--- BEGIN RECORDS ---

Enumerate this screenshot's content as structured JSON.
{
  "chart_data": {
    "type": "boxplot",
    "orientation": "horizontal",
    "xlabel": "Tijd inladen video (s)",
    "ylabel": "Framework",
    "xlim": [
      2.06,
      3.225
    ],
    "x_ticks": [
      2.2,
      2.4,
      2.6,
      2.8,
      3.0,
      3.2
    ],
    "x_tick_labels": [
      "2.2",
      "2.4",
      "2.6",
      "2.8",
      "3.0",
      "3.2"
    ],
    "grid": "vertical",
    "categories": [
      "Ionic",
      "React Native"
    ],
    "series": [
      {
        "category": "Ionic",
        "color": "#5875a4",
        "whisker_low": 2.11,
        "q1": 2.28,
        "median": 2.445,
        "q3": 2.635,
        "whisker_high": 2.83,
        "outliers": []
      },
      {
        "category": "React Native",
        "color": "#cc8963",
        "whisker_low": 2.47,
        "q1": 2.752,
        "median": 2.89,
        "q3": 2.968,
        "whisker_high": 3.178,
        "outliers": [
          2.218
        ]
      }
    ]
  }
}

--- END RECORDS ---

**PROBLEM TO SOLVE:** Report how many lines of the entries hold the string "Native". Provide the number alone.

**COMPLETED TASK:** 2